● **Listed entries**
------------------------------

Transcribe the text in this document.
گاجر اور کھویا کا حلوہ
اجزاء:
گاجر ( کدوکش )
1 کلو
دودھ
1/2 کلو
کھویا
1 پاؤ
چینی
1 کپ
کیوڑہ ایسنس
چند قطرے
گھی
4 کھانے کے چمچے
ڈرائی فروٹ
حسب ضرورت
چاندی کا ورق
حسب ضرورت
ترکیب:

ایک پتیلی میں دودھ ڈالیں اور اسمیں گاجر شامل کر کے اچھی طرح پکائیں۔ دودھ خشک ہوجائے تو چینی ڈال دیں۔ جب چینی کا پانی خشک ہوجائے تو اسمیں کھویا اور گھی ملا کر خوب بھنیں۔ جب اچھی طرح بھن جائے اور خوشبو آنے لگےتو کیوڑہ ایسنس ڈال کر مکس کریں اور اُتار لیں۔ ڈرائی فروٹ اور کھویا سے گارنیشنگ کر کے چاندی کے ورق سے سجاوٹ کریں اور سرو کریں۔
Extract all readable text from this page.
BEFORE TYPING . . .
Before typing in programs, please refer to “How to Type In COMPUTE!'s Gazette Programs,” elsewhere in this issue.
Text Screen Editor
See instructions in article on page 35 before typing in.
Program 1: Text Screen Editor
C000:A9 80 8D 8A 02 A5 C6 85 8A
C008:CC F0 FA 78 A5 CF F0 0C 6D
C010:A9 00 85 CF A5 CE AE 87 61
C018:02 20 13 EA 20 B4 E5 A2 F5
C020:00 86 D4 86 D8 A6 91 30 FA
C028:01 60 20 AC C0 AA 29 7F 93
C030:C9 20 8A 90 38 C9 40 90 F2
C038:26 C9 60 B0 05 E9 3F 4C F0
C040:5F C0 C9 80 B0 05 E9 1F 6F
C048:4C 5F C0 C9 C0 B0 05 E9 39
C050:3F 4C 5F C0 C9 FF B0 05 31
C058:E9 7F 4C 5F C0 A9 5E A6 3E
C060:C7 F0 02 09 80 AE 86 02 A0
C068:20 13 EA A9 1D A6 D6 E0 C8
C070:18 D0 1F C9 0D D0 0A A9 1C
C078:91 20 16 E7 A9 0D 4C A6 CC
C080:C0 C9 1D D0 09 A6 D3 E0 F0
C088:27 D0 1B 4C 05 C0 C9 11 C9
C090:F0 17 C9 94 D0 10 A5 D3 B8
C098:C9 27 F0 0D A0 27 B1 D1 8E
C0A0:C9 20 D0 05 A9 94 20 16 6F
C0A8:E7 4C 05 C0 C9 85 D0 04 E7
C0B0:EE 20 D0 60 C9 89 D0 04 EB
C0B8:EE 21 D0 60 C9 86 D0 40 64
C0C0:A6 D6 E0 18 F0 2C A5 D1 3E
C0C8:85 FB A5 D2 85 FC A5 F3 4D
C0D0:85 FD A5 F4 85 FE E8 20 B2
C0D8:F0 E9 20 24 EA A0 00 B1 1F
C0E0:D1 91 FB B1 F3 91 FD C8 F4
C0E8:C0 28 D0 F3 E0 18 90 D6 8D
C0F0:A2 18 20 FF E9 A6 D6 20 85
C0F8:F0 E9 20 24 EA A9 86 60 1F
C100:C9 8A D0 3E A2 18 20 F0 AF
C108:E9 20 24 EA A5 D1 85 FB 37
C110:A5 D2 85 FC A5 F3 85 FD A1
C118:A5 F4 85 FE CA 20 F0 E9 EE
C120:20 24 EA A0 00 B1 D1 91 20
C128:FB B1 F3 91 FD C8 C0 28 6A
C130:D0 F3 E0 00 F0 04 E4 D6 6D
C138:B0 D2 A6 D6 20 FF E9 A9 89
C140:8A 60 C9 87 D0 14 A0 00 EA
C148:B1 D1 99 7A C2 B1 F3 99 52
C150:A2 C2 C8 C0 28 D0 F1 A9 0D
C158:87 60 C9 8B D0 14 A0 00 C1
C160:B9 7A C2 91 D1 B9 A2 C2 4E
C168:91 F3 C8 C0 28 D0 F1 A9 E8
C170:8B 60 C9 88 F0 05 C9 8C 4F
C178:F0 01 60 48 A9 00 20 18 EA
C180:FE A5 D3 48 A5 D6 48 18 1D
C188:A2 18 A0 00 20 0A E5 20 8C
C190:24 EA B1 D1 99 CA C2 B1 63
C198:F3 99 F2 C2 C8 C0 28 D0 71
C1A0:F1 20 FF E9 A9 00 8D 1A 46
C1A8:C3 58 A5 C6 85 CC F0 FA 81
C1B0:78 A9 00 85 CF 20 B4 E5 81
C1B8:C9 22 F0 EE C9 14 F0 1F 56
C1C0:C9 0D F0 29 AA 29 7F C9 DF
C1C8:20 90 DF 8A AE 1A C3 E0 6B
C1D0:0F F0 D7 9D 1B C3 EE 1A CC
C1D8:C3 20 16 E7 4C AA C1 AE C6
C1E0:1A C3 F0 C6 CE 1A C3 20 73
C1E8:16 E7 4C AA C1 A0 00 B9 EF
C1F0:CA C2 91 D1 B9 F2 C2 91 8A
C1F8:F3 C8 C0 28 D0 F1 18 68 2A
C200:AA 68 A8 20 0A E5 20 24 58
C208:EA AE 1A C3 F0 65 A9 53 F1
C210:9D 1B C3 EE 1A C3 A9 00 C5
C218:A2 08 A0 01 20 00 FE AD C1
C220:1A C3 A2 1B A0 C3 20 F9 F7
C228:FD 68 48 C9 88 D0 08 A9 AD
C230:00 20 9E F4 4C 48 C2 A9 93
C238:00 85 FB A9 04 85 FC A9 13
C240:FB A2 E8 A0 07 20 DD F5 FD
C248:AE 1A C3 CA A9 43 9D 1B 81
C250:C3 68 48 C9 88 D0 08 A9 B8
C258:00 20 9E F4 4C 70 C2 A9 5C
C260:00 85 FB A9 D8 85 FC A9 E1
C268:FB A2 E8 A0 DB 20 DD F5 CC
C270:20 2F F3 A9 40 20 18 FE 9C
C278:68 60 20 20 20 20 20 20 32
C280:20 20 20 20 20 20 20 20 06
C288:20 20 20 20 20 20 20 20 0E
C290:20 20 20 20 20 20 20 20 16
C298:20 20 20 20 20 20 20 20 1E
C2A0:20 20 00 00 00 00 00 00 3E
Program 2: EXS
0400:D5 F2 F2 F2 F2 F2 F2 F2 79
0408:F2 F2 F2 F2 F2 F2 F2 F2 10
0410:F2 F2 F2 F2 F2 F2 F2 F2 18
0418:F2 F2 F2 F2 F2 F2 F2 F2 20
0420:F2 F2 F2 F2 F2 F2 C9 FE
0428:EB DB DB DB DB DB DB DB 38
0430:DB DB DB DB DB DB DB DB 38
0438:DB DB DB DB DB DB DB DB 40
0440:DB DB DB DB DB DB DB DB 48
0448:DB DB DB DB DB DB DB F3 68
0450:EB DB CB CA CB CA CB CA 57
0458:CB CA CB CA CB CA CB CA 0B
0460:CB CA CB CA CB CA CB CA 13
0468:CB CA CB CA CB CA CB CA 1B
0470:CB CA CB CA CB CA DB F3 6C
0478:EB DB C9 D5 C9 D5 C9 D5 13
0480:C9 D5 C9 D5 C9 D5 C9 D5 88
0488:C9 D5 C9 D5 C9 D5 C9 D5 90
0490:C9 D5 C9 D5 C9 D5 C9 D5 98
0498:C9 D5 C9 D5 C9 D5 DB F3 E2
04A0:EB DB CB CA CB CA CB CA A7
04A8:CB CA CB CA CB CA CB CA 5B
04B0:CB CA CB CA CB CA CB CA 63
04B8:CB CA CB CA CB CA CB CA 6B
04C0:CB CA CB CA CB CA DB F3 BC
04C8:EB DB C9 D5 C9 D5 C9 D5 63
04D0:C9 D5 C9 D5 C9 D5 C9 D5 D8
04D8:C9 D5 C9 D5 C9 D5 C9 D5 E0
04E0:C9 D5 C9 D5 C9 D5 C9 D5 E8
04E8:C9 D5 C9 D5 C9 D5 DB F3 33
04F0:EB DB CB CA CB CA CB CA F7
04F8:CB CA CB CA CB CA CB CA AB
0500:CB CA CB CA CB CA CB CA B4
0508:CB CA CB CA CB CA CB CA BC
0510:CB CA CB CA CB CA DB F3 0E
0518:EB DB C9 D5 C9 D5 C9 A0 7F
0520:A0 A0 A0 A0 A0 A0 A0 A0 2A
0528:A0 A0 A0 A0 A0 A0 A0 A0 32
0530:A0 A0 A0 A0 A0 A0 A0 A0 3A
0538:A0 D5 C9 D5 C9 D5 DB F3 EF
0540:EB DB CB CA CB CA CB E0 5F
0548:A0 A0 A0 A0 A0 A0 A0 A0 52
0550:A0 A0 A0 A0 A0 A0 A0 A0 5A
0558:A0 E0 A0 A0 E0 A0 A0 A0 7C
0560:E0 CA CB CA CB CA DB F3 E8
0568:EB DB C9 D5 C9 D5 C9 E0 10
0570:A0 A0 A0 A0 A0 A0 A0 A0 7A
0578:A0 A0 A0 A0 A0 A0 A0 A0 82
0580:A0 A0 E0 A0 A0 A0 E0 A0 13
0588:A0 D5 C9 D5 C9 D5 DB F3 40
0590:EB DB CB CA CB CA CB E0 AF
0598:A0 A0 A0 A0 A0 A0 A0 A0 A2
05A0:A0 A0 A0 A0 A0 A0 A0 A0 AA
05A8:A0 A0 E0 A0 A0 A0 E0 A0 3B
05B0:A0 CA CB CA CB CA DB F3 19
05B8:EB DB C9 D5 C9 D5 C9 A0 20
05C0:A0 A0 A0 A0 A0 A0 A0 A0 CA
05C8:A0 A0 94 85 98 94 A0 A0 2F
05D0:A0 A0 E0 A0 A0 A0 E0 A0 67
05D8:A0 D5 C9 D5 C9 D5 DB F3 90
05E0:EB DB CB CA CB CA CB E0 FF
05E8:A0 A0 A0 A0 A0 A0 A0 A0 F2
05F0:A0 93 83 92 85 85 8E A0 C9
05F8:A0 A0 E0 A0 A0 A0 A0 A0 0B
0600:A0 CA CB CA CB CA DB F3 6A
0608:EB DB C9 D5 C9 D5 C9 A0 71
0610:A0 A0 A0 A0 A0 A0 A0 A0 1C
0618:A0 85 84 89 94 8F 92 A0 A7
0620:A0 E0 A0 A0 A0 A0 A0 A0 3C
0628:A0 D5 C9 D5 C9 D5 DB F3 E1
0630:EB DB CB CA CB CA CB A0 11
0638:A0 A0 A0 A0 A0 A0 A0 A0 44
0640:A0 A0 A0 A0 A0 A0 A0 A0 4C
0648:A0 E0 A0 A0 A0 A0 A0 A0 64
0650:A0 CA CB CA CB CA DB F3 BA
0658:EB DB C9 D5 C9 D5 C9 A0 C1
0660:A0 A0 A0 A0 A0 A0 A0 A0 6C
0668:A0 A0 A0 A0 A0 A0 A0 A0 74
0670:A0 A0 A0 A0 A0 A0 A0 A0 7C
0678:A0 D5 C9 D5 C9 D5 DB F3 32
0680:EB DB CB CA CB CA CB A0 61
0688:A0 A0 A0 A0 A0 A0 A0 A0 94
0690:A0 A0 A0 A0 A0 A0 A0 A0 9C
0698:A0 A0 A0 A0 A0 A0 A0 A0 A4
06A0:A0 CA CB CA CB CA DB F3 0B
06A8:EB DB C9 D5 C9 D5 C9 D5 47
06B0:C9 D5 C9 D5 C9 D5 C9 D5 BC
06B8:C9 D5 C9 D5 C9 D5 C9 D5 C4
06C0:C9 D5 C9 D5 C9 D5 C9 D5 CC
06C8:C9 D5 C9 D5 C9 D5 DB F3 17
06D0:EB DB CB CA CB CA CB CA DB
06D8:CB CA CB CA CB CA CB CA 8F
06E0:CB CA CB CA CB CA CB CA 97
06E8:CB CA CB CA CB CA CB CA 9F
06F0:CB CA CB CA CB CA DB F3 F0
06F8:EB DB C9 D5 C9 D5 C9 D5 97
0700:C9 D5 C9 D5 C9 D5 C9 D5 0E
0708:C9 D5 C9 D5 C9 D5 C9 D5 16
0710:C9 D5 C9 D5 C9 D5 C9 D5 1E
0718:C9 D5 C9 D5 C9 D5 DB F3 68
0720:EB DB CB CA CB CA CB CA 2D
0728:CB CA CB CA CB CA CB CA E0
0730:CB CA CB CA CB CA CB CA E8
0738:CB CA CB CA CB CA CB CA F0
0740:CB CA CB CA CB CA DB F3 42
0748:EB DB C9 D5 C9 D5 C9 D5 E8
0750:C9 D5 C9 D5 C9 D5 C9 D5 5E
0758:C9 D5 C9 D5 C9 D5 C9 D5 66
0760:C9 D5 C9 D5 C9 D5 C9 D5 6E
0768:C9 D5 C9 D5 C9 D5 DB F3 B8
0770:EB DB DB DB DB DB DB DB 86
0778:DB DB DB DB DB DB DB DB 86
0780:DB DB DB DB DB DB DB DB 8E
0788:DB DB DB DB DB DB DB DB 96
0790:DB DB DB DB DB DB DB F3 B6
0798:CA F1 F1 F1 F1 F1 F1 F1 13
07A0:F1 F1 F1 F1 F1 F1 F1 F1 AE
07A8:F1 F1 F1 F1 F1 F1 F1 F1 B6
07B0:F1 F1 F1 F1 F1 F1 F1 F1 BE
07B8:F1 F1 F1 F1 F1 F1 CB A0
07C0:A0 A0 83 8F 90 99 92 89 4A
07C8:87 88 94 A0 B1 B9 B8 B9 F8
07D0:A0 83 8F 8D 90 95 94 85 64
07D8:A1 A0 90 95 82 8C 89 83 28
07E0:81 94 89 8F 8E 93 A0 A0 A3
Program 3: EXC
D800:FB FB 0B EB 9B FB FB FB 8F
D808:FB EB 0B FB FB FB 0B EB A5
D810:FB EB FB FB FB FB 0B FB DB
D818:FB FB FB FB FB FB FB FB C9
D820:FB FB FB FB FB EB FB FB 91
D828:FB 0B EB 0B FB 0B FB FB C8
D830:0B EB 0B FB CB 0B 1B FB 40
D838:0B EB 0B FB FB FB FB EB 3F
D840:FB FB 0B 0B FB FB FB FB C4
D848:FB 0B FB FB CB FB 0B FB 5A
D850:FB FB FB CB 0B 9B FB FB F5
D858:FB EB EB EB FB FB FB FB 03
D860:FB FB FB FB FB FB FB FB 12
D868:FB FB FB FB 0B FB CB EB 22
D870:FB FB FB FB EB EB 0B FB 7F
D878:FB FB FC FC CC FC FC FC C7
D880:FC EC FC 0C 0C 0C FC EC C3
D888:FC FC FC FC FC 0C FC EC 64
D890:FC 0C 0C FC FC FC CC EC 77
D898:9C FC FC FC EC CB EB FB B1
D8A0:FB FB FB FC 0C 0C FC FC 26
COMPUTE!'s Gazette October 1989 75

------------------------------

● **What the exercise asks**
Search the material above for "ایسنس". Pull out each line where it shows up.

● **Problem solution**
کیوڑہ ایسنس
ایک پتیلی میں دودھ ڈالیں اور اسمیں گاجر شامل کر کے اچھی طرح پکائیں۔ دودھ خشک ہوجائے تو چینی ڈال دیں۔ جب چینی کا پانی خشک ہوجائے تو اسمیں کھویا اور گھی ملا کر خوب بھنیں۔ جب اچھی طرح بھن جائے اور خوشبو آنے لگےتو کیوڑہ ایسنس ڈال کر مکس کریں اور اُتار لیں۔ ڈرائی فروٹ اور کھویا سے گارنیشنگ کر کے چاندی کے ورق سے سجاوٹ کریں اور سرو کریں۔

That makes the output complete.